---------- Data in this exercise

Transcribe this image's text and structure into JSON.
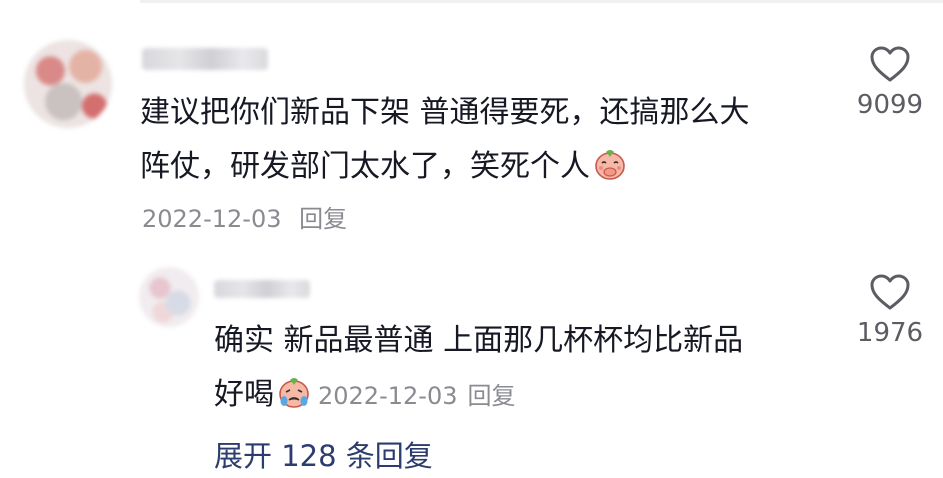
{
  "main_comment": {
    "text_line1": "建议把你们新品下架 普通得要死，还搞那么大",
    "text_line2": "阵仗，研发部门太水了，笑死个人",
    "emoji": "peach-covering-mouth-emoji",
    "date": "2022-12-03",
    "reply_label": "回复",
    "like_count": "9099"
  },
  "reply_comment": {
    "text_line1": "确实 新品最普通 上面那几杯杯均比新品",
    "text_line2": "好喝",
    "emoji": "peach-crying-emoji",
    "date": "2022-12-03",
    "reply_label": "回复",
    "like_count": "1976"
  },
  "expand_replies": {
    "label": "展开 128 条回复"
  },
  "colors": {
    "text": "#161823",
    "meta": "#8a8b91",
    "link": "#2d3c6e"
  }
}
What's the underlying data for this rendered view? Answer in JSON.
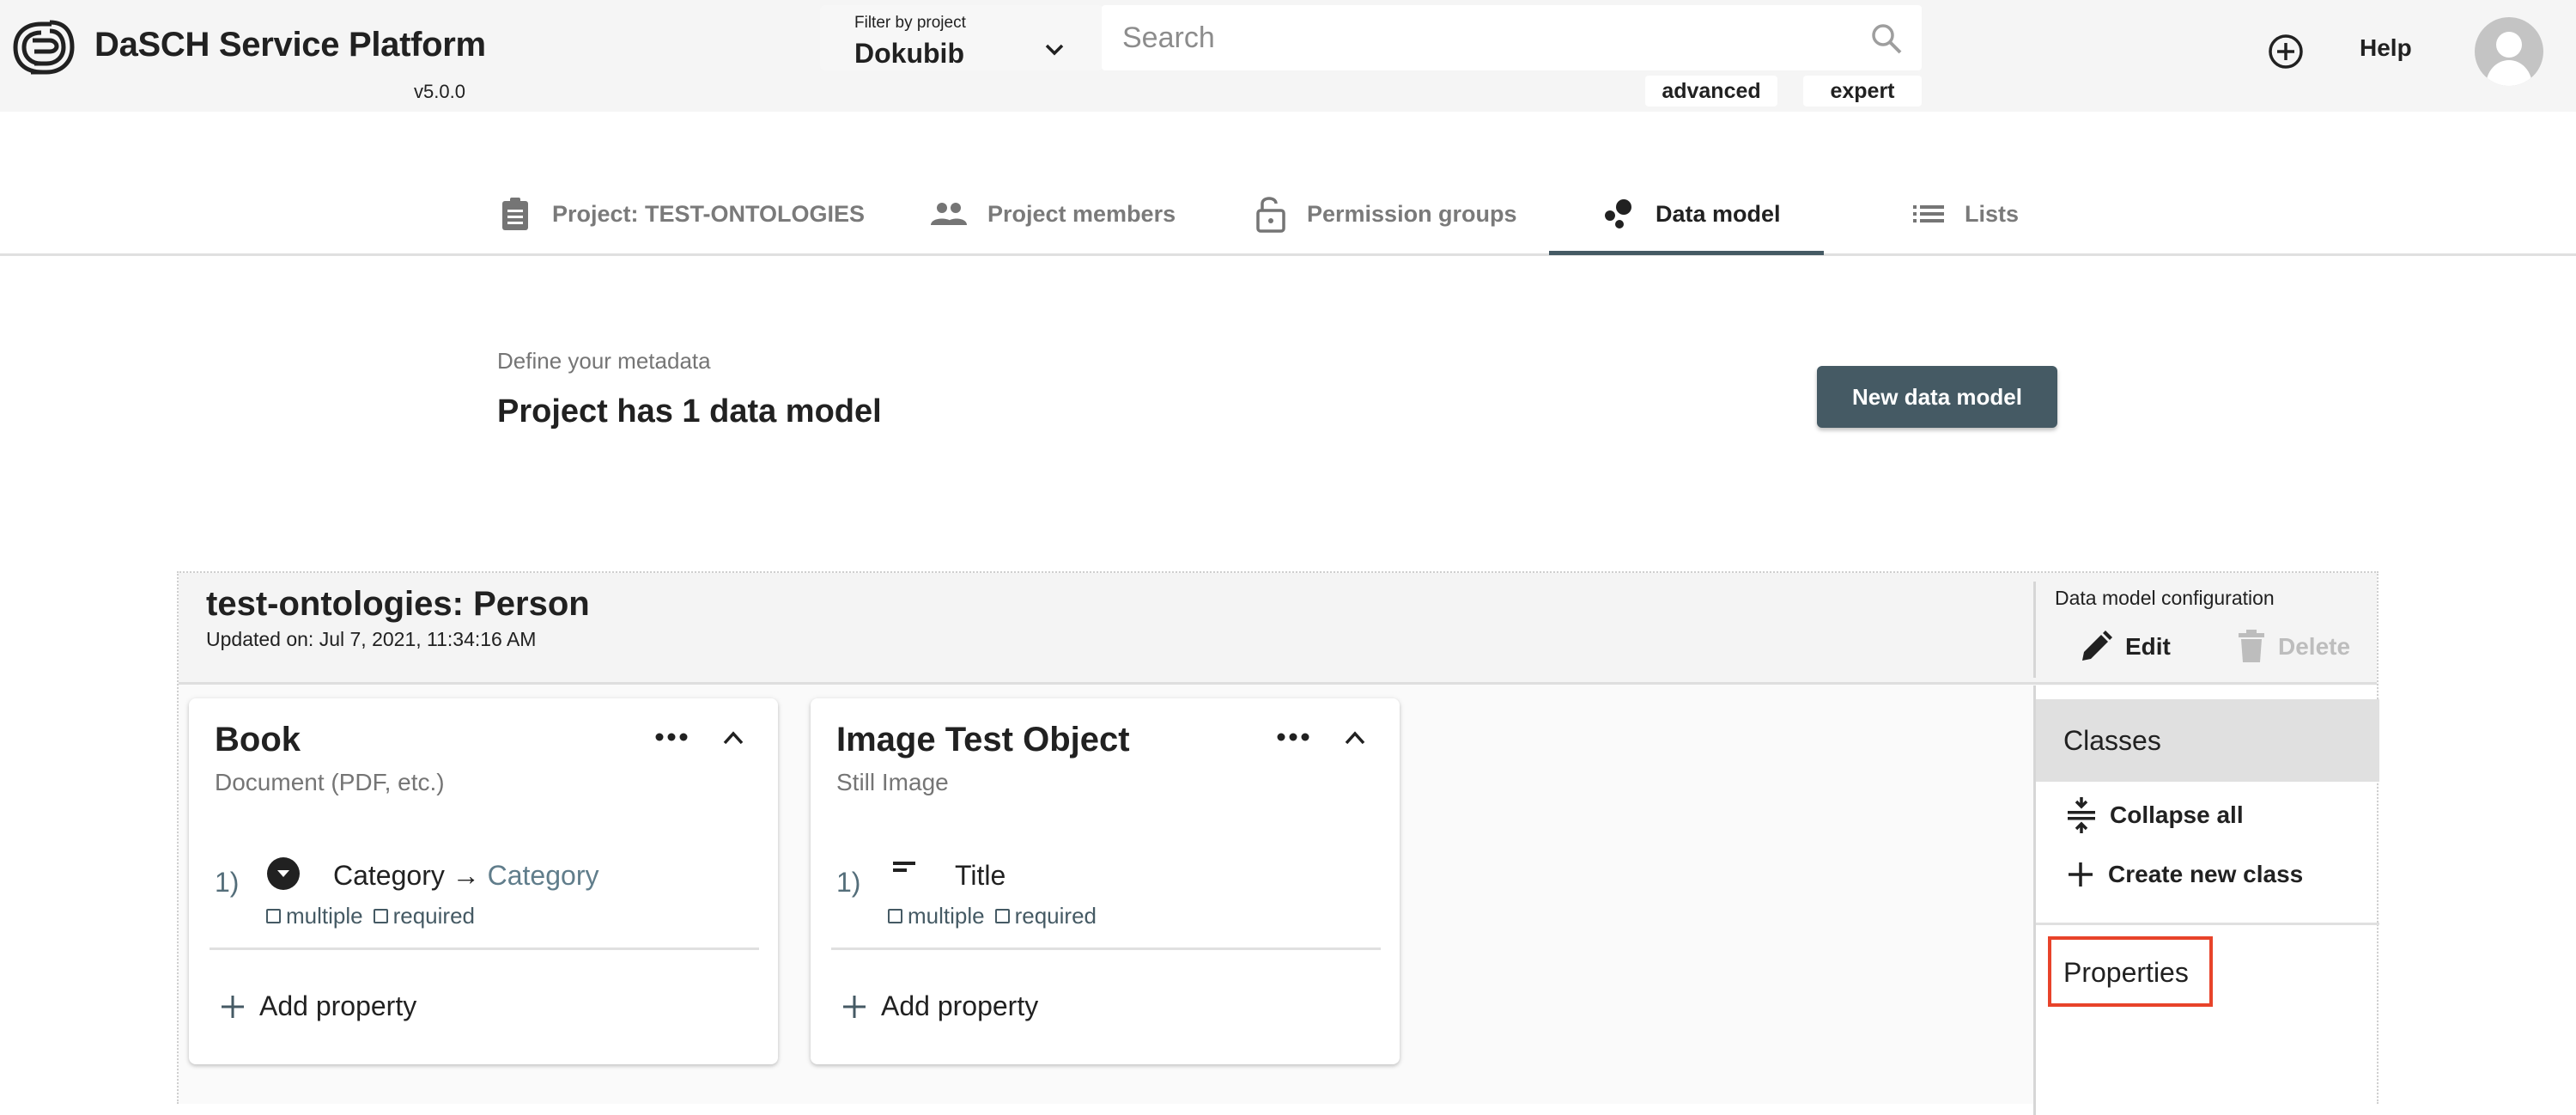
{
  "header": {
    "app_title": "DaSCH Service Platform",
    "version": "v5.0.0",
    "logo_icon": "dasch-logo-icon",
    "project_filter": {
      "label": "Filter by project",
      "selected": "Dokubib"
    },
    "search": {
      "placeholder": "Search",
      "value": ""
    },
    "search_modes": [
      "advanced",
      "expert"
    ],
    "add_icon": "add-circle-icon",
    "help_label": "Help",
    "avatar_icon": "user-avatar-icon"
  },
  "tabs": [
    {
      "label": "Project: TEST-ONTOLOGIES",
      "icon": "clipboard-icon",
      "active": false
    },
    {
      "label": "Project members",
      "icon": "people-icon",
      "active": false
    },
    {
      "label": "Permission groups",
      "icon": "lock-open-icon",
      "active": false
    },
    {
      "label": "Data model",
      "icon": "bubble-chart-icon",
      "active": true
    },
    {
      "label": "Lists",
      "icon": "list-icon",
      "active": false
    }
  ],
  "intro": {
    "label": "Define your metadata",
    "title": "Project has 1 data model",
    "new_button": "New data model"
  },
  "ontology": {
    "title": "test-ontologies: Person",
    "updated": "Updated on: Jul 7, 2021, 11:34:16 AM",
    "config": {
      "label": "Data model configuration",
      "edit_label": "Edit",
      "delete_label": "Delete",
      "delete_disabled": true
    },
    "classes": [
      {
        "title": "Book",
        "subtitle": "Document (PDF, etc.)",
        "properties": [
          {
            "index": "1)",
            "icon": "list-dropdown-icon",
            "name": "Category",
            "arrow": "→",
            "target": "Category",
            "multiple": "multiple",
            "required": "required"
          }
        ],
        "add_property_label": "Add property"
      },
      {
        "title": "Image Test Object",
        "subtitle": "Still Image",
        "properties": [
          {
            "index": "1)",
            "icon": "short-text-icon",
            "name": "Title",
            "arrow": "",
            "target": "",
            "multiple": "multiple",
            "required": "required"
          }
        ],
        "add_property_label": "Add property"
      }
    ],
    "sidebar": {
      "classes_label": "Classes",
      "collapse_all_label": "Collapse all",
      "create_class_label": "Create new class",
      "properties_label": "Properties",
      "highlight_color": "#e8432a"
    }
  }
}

--------------------
---------- Data in this exercise

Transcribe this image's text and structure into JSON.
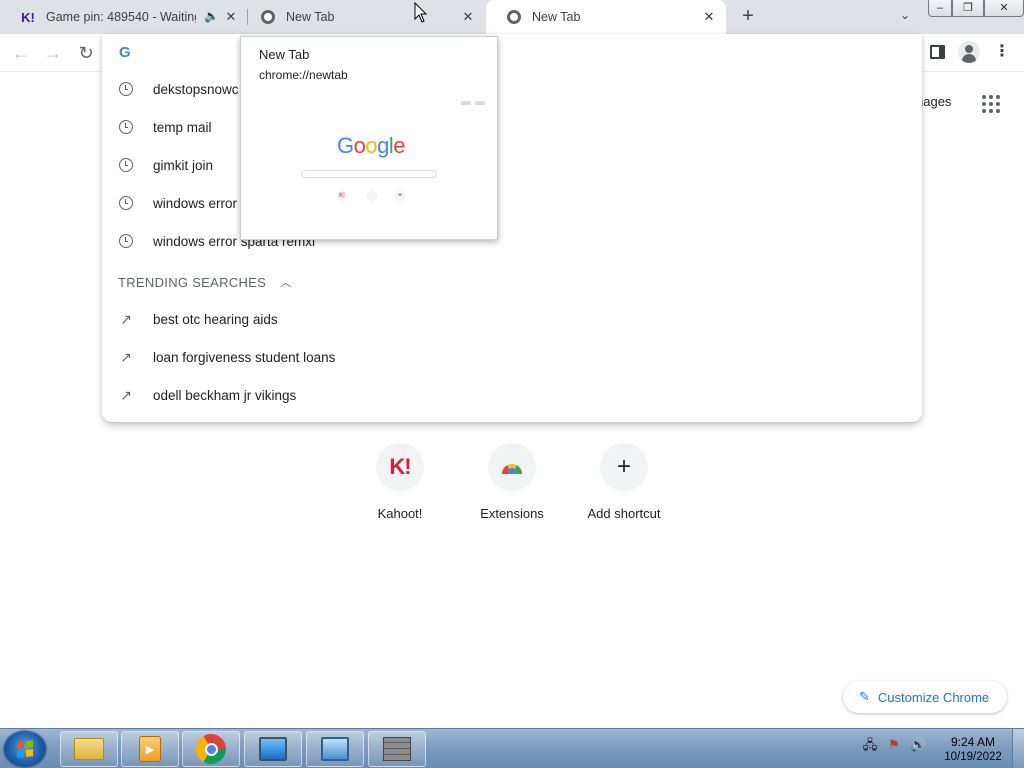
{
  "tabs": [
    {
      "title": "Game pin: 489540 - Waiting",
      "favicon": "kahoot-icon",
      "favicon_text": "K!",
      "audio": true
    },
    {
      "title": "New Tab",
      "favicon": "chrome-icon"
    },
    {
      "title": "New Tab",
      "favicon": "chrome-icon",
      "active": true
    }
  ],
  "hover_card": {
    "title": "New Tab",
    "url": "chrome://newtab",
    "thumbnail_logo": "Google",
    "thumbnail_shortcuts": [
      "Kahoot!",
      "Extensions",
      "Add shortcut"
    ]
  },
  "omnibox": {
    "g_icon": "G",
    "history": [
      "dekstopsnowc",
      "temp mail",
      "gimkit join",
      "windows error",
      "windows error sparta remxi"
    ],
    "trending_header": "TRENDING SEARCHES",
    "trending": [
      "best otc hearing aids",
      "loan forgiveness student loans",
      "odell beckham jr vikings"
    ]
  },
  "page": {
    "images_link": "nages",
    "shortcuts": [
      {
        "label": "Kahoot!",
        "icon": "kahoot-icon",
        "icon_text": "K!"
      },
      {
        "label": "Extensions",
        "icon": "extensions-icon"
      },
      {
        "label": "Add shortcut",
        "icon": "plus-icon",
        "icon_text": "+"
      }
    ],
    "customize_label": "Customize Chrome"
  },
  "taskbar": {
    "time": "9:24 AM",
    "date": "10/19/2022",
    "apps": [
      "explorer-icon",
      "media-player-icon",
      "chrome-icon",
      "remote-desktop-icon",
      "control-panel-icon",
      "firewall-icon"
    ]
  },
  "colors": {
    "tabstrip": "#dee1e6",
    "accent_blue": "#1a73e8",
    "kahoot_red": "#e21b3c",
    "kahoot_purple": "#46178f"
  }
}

--------------------

The problem
In the material above, show every line where the word "true" turns up.

Written solution
      "active": true
      "delete_disabled": true
      "audio": true
      "active": true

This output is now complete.